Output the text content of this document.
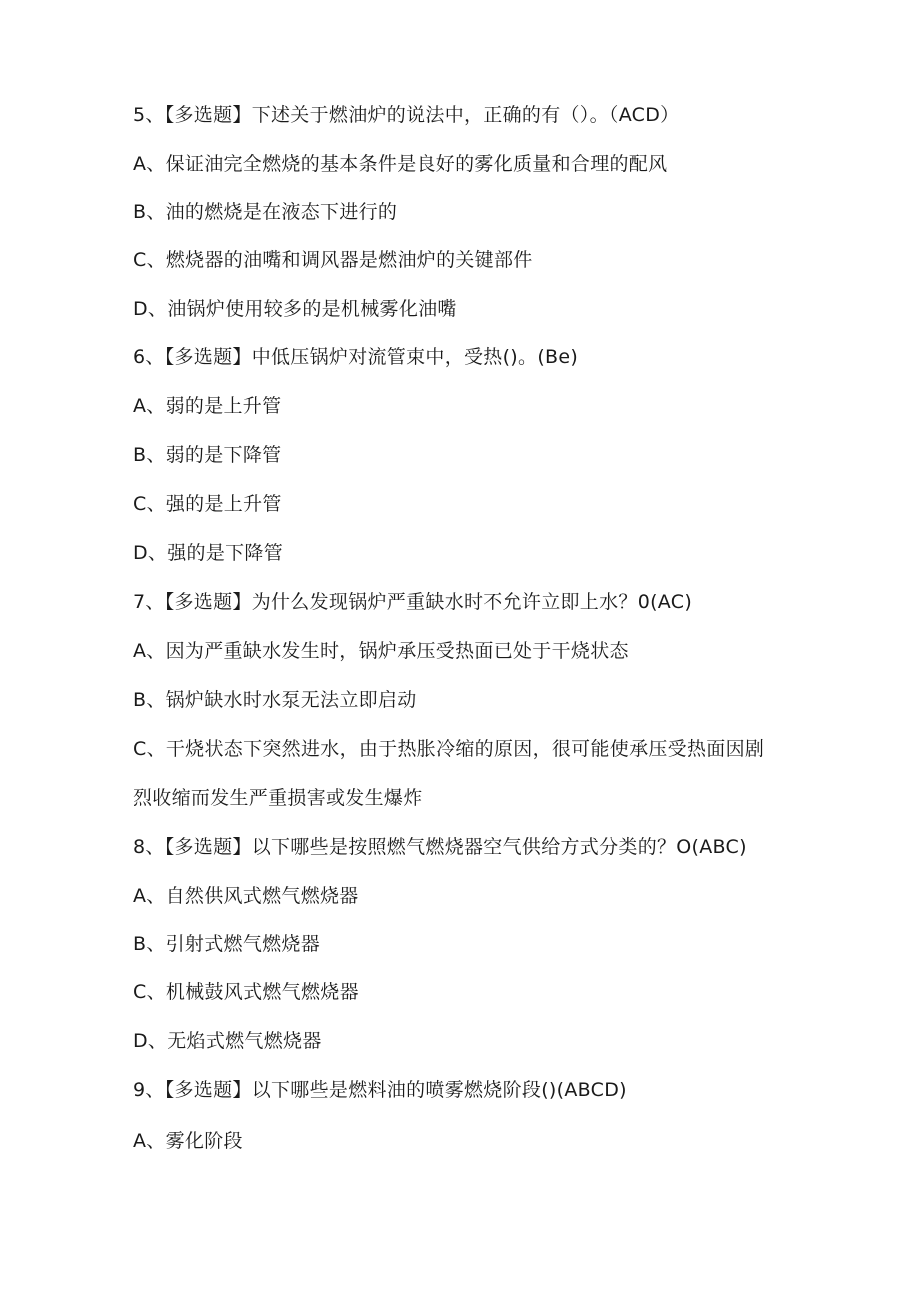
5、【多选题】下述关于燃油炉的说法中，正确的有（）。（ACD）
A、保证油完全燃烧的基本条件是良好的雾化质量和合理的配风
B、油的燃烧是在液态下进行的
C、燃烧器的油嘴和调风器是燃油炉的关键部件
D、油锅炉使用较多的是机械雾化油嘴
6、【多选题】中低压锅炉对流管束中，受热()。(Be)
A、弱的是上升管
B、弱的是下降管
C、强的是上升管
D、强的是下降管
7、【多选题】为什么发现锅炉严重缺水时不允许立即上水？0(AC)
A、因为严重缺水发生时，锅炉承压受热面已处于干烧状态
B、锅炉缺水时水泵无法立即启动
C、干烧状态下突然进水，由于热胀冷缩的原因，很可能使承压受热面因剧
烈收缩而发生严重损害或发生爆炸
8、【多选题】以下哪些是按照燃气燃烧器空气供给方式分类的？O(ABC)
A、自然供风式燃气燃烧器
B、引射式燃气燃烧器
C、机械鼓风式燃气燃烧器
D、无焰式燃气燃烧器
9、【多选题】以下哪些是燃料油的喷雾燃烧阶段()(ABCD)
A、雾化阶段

________________________

◆ **Exercise brief**
Copy every record character for character. Skip the pictures.

◆ **Exercise output**
Output the text content of this document.
5、【多选题】下述关于燃油炉的说法中，正确的有（）。（ACD）
A、保证油完全燃烧的基本条件是良好的雾化质量和合理的配风
B、油的燃烧是在液态下进行的
C、燃烧器的油嘴和调风器是燃油炉的关键部件
D、油锅炉使用较多的是机械雾化油嘴
6、【多选题】中低压锅炉对流管束中，受热()。(Be)
A、弱的是上升管
B、弱的是下降管
C、强的是上升管
D、强的是下降管
7、【多选题】为什么发现锅炉严重缺水时不允许立即上水？0(AC)
A、因为严重缺水发生时，锅炉承压受热面已处于干烧状态
B、锅炉缺水时水泵无法立即启动
C、干烧状态下突然进水，由于热胀冷缩的原因，很可能使承压受热面因剧
烈收缩而发生严重损害或发生爆炸
8、【多选题】以下哪些是按照燃气燃烧器空气供给方式分类的？O(ABC)
A、自然供风式燃气燃烧器
B、引射式燃气燃烧器
C、机械鼓风式燃气燃烧器
D、无焰式燃气燃烧器
9、【多选题】以下哪些是燃料油的喷雾燃烧阶段()(ABCD)
A、雾化阶段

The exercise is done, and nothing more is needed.